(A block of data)
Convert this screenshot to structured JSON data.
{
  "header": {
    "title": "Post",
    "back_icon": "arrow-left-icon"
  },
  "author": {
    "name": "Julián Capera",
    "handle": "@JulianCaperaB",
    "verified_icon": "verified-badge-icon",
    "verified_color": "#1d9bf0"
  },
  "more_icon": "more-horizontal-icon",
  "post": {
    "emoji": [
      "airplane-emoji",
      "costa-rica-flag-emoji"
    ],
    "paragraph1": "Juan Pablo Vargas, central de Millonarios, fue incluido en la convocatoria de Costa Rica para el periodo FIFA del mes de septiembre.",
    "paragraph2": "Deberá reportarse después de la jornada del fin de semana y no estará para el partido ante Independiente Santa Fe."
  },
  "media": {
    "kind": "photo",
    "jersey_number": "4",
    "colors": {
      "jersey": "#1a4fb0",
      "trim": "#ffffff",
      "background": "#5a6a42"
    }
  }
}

**Set exercise:** Retype every entry above, word for word.

**Worked answer:**
Convert this screenshot to structured JSON data.
{
  "header": {
    "title": "Post",
    "back_icon": "arrow-left-icon"
  },
  "author": {
    "name": "Julián Capera",
    "handle": "@JulianCaperaB",
    "verified_icon": "verified-badge-icon",
    "verified_color": "#1d9bf0"
  },
  "more_icon": "more-horizontal-icon",
  "post": {
    "emoji": [
      "airplane-emoji",
      "costa-rica-flag-emoji"
    ],
    "paragraph1": "Juan Pablo Vargas, central de Millonarios, fue incluido en la convocatoria de Costa Rica para el periodo FIFA del mes de septiembre.",
    "paragraph2": "Deberá reportarse después de la jornada del fin de semana y no estará para el partido ante Independiente Santa Fe."
  },
  "media": {
    "kind": "photo",
    "jersey_number": "4",
    "colors": {
      "jersey": "#1a4fb0",
      "trim": "#ffffff",
      "background": "#5a6a42"
    }
  }
}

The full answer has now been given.